• **Aim of the exercise**
Your task is to count the lines of the entries below that include the word "text" and to give only the resulting number.

'''

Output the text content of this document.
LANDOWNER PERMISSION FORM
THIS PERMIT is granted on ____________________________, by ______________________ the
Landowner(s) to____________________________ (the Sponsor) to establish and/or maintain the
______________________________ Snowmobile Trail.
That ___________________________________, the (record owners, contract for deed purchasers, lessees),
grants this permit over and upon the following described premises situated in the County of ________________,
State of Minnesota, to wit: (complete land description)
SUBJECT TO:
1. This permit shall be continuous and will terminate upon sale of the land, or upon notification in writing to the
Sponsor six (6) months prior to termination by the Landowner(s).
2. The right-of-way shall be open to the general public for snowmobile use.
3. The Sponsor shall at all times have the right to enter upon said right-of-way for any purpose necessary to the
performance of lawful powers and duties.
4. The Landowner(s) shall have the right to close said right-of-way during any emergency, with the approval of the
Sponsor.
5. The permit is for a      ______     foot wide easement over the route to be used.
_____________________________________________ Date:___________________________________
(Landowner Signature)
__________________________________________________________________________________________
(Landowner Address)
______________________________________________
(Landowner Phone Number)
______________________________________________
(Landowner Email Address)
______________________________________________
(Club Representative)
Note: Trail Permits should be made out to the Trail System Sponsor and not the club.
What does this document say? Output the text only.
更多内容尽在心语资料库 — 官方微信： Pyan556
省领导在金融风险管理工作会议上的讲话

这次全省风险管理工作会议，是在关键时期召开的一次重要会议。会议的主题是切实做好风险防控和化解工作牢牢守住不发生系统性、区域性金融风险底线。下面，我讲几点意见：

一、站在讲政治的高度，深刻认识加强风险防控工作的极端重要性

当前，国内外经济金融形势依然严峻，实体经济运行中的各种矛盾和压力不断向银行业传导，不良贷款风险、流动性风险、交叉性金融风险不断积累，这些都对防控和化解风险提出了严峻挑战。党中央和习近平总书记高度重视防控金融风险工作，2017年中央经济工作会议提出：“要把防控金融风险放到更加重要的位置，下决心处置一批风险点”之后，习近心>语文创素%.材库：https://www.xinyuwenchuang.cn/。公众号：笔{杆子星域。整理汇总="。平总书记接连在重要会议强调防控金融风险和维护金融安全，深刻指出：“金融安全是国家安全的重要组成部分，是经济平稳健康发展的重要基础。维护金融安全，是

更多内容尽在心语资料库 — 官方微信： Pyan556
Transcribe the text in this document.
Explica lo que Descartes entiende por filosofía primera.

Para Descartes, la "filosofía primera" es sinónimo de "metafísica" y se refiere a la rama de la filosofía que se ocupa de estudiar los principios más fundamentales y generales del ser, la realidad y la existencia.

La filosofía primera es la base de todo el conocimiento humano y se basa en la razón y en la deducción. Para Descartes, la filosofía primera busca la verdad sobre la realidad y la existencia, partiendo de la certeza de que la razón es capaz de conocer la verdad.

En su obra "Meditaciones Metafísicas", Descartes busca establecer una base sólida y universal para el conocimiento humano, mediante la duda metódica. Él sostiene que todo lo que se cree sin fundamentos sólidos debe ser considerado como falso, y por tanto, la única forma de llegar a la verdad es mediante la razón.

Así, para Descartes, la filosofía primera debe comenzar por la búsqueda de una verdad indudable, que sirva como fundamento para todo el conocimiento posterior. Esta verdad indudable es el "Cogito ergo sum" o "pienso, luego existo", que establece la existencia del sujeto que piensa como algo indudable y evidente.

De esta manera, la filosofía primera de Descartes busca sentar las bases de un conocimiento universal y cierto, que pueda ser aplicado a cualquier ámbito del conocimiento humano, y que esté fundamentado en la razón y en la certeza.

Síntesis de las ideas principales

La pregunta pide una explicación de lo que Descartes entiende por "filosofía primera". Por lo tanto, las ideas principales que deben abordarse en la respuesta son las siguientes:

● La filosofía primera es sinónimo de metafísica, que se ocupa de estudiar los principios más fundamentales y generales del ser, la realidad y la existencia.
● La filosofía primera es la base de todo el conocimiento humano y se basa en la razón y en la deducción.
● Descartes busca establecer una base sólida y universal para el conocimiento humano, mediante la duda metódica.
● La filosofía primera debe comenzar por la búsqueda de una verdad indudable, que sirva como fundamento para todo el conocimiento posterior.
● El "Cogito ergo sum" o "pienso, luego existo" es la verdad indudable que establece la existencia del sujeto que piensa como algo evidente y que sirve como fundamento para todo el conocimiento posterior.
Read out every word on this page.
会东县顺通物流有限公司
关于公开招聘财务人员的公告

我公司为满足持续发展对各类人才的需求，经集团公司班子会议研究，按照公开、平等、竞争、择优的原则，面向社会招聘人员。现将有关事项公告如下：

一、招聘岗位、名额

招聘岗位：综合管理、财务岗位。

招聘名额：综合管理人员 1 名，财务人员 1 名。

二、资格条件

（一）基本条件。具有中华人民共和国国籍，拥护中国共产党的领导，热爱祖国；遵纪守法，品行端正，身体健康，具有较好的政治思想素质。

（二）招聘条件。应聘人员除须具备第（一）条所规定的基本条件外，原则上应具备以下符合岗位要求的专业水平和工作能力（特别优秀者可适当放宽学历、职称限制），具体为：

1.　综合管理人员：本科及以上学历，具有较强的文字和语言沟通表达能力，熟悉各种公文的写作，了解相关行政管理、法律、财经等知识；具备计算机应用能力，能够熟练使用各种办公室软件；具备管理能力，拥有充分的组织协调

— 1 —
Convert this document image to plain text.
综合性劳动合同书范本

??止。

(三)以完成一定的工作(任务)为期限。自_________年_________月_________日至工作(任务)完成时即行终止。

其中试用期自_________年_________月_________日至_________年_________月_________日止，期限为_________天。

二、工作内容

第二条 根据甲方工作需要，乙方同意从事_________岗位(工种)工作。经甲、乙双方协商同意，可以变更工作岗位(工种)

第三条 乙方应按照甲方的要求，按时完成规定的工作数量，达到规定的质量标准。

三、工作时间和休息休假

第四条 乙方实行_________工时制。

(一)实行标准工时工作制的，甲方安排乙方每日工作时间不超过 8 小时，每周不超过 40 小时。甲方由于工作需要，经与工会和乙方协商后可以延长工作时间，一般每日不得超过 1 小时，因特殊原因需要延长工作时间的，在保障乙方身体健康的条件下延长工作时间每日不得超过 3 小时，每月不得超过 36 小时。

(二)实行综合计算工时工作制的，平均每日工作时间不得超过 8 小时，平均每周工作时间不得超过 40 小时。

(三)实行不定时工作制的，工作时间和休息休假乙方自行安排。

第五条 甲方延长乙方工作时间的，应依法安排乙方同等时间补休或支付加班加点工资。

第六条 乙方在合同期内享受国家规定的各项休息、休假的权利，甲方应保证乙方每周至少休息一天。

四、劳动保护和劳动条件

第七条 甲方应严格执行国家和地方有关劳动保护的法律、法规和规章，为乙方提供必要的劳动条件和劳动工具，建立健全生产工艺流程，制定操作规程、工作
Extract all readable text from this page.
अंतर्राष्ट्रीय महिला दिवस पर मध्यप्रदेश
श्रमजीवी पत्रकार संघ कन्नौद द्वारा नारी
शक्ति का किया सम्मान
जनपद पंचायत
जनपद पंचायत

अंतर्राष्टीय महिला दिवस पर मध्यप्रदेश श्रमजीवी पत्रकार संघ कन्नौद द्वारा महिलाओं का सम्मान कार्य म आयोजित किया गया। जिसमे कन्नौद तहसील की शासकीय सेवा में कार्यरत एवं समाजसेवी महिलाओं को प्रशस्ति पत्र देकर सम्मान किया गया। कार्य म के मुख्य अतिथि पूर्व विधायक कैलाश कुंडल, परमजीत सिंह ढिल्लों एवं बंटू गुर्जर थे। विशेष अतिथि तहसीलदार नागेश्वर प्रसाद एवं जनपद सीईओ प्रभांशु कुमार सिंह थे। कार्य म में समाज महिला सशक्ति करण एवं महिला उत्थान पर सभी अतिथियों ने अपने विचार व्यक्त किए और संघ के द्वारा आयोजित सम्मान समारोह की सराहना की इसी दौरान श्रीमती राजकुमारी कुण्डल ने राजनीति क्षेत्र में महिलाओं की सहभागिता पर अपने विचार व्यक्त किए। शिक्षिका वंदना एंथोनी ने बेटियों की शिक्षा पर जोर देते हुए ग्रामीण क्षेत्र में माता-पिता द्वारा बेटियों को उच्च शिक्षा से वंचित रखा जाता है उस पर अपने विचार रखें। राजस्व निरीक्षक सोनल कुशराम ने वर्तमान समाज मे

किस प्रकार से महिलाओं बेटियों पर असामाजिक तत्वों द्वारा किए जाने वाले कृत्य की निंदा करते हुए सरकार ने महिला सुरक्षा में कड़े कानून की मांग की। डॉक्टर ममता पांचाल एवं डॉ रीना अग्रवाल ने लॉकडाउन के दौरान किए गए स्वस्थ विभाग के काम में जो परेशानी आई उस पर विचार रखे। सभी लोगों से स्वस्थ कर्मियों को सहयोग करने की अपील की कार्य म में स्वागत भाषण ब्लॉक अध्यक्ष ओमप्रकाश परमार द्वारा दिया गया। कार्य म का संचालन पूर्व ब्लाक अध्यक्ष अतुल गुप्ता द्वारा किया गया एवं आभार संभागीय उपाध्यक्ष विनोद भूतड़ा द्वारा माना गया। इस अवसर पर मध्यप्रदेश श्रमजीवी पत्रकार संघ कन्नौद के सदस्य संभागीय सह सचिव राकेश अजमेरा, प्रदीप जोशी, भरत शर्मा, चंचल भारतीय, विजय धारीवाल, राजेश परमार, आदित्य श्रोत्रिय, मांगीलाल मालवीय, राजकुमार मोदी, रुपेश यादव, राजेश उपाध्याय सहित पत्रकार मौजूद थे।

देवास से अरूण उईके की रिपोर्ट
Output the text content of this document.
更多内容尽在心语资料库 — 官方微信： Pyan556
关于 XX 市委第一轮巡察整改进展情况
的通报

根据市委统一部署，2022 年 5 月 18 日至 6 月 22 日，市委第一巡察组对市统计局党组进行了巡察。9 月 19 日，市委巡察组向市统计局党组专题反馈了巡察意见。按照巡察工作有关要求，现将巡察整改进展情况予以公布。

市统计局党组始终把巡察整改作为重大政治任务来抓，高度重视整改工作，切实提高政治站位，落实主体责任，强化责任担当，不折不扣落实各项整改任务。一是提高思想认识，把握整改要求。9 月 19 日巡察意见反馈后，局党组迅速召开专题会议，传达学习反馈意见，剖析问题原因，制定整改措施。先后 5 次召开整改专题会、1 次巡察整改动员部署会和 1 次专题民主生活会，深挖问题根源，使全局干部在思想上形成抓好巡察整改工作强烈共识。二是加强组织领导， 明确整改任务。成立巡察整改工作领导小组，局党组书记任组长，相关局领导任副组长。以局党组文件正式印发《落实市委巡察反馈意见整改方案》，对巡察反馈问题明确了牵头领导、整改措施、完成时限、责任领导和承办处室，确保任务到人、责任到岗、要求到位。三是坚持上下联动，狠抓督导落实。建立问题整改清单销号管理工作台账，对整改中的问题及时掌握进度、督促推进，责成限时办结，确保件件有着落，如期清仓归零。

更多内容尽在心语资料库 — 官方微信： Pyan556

'''

• **Reply to the exercise**
6